PROMPT
Every record that follows should be printed verbatim.

(Data records)
>> begin

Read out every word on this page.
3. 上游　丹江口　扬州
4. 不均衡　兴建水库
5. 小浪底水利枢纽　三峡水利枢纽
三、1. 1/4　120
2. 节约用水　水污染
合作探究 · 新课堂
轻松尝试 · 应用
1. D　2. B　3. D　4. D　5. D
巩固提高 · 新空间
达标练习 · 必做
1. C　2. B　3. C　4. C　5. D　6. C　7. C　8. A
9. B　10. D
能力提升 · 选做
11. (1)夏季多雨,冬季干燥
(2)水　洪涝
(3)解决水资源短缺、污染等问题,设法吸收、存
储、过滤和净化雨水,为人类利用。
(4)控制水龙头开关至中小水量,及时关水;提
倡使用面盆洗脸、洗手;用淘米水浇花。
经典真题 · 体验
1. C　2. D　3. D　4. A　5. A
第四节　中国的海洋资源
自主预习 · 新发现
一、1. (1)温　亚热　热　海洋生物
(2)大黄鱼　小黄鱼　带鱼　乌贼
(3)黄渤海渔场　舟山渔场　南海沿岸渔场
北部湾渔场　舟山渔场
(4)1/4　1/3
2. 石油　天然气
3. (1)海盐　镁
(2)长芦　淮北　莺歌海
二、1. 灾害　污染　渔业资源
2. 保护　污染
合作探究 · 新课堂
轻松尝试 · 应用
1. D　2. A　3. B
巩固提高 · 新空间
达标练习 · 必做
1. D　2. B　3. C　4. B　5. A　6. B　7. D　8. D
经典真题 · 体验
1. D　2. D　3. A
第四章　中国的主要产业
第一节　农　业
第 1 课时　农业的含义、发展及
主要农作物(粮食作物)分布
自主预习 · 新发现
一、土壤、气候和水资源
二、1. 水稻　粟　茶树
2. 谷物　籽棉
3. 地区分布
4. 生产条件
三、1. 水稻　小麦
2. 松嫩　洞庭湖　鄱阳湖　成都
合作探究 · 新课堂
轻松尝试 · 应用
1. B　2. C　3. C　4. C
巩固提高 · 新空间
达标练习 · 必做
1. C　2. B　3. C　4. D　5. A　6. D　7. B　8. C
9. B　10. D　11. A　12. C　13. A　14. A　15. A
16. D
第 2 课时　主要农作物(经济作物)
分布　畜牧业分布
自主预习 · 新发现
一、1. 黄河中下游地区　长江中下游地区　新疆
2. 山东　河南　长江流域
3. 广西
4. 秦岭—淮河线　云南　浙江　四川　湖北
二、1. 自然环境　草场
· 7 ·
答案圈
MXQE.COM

>> end

OUTPUT FOR THIS TASK
Read out every word on this page.
3. 上游　丹江口　扬州
4. 不均衡　兴建水库
5. 小浪底水利枢纽　三峡水利枢纽
三、1. 1/4　120
2. 节约用水　水污染
合作探究 · 新课堂
轻松尝试 · 应用
1. D　2. B　3. D　4. D　5. D
巩固提高 · 新空间
达标练习 · 必做
1. C　2. B　3. C　4. C　5. D　6. C　7. C　8. A
9. B　10. D
能力提升 · 选做
11. (1)夏季多雨,冬季干燥
(2)水　洪涝
(3)解决水资源短缺、污染等问题,设法吸收、存
储、过滤和净化雨水,为人类利用。
(4)控制水龙头开关至中小水量,及时关水;提
倡使用面盆洗脸、洗手;用淘米水浇花。
经典真题 · 体验
1. C　2. D　3. D　4. A　5. A
第四节　中国的海洋资源
自主预习 · 新发现
一、1. (1)温　亚热　热　海洋生物
(2)大黄鱼　小黄鱼　带鱼　乌贼
(3)黄渤海渔场　舟山渔场　南海沿岸渔场
北部湾渔场　舟山渔场
(4)1/4　1/3
2. 石油　天然气
3. (1)海盐　镁
(2)长芦　淮北　莺歌海
二、1. 灾害　污染　渔业资源
2. 保护　污染
合作探究 · 新课堂
轻松尝试 · 应用
1. D　2. A　3. B
巩固提高 · 新空间
达标练习 · 必做
1. D　2. B　3. C　4. B　5. A　6. B　7. D　8. D
经典真题 · 体验
1. D　2. D　3. A
第四章　中国的主要产业
第一节　农　业
第 1 课时　农业的含义、发展及
主要农作物(粮食作物)分布
自主预习 · 新发现
一、土壤、气候和水资源
二、1. 水稻　粟　茶树
2. 谷物　籽棉
3. 地区分布
4. 生产条件
三、1. 水稻　小麦
2. 松嫩　洞庭湖　鄱阳湖　成都
合作探究 · 新课堂
轻松尝试 · 应用
1. B　2. C　3. C　4. C
巩固提高 · 新空间
达标练习 · 必做
1. C　2. B　3. C　4. D　5. A　6. D　7. B　8. C
9. B　10. D　11. A　12. C　13. A　14. A　15. A
16. D
第 2 课时　主要农作物(经济作物)
分布　畜牧业分布
自主预习 · 新发现
一、1. 黄河中下游地区　长江中下游地区　新疆
2. 山东　河南　长江流域
3. 广西
4. 秦岭—淮河线　云南　浙江　四川　湖北
二、1. 自然环境　草场
· 7 ·
答案圈
MXQE.COM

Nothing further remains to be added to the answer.